### WHAT YOU ARE ASKED TO DO
Can you restate the records below word for word?

* begin DATASET *

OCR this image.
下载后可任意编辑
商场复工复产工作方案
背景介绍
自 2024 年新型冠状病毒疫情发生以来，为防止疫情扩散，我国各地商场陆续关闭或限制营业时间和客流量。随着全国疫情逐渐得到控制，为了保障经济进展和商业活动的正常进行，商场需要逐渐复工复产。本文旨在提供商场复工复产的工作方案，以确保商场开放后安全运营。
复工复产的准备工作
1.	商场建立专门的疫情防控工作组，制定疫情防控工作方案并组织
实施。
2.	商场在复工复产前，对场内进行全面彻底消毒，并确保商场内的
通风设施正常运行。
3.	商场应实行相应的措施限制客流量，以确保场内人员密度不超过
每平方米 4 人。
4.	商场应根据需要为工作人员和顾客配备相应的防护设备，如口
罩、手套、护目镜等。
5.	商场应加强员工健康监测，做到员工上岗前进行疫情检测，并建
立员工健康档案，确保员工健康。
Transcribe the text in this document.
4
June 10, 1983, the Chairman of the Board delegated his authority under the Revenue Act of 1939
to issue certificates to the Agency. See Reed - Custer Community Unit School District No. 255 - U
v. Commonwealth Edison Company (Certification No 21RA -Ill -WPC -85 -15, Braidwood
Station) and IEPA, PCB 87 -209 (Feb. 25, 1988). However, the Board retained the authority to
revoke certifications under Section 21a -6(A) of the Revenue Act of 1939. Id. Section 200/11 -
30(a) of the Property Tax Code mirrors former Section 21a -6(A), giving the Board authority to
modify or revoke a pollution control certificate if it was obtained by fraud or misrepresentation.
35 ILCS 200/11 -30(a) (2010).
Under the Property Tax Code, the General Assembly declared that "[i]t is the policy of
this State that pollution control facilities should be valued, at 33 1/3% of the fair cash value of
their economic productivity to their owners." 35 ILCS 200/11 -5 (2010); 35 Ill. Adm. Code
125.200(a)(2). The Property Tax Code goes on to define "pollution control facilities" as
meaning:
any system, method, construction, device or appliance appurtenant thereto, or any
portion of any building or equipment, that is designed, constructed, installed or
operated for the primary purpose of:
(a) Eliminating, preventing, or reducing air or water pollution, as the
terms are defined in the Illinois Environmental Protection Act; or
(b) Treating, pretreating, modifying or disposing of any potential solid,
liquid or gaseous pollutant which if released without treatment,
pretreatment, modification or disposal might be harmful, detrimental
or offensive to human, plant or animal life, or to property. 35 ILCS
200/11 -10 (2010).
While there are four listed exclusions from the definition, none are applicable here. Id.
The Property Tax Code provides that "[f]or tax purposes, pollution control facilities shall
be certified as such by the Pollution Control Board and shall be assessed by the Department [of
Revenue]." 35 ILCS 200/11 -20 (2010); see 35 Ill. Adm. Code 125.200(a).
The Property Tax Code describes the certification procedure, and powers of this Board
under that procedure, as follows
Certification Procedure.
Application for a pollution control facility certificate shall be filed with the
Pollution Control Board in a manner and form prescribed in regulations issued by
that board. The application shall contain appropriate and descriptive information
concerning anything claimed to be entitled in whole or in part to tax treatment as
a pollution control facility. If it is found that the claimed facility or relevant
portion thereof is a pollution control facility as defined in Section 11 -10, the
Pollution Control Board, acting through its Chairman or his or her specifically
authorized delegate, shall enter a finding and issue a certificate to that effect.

* end DATASET *

### CORRECT RESPONSE
OCR this image.
下载后可任意编辑
商场复工复产工作方案
背景介绍
自 2024 年新型冠状病毒疫情发生以来，为防止疫情扩散，我国各地商场陆续关闭或限制营业时间和客流量。随着全国疫情逐渐得到控制，为了保障经济进展和商业活动的正常进行，商场需要逐渐复工复产。本文旨在提供商场复工复产的工作方案，以确保商场开放后安全运营。
复工复产的准备工作
1.	商场建立专门的疫情防控工作组，制定疫情防控工作方案并组织
实施。
2.	商场在复工复产前，对场内进行全面彻底消毒，并确保商场内的
通风设施正常运行。
3.	商场应实行相应的措施限制客流量，以确保场内人员密度不超过
每平方米 4 人。
4.	商场应根据需要为工作人员和顾客配备相应的防护设备，如口
罩、手套、护目镜等。
5.	商场应加强员工健康监测，做到员工上岗前进行疫情检测，并建
立员工健康档案，确保员工健康。
Transcribe the text in this document.
4
June 10, 1983, the Chairman of the Board delegated his authority under the Revenue Act of 1939
to issue certificates to the Agency. See Reed - Custer Community Unit School District No. 255 - U
v. Commonwealth Edison Company (Certification No 21RA -Ill -WPC -85 -15, Braidwood
Station) and IEPA, PCB 87 -209 (Feb. 25, 1988). However, the Board retained the authority to
revoke certifications under Section 21a -6(A) of the Revenue Act of 1939. Id. Section 200/11 -
30(a) of the Property Tax Code mirrors former Section 21a -6(A), giving the Board authority to
modify or revoke a pollution control certificate if it was obtained by fraud or misrepresentation.
35 ILCS 200/11 -30(a) (2010).
Under the Property Tax Code, the General Assembly declared that "[i]t is the policy of
this State that pollution control facilities should be valued, at 33 1/3% of the fair cash value of
their economic productivity to their owners." 35 ILCS 200/11 -5 (2010); 35 Ill. Adm. Code
125.200(a)(2). The Property Tax Code goes on to define "pollution control facilities" as
meaning:
any system, method, construction, device or appliance appurtenant thereto, or any
portion of any building or equipment, that is designed, constructed, installed or
operated for the primary purpose of:
(a) Eliminating, preventing, or reducing air or water pollution, as the
terms are defined in the Illinois Environmental Protection Act; or
(b) Treating, pretreating, modifying or disposing of any potential solid,
liquid or gaseous pollutant which if released without treatment,
pretreatment, modification or disposal might be harmful, detrimental
or offensive to human, plant or animal life, or to property. 35 ILCS
200/11 -10 (2010).
While there are four listed exclusions from the definition, none are applicable here. Id.
The Property Tax Code provides that "[f]or tax purposes, pollution control facilities shall
be certified as such by the Pollution Control Board and shall be assessed by the Department [of
Revenue]." 35 ILCS 200/11 -20 (2010); see 35 Ill. Adm. Code 125.200(a).
The Property Tax Code describes the certification procedure, and powers of this Board
under that procedure, as follows
Certification Procedure.
Application for a pollution control facility certificate shall be filed with the
Pollution Control Board in a manner and form prescribed in regulations issued by
that board. The application shall contain appropriate and descriptive information
concerning anything claimed to be entitled in whole or in part to tax treatment as
a pollution control facility. If it is found that the claimed facility or relevant
portion thereof is a pollution control facility as defined in Section 11 -10, the
Pollution Control Board, acting through its Chairman or his or her specifically
authorized delegate, shall enter a finding and issue a certificate to that effect.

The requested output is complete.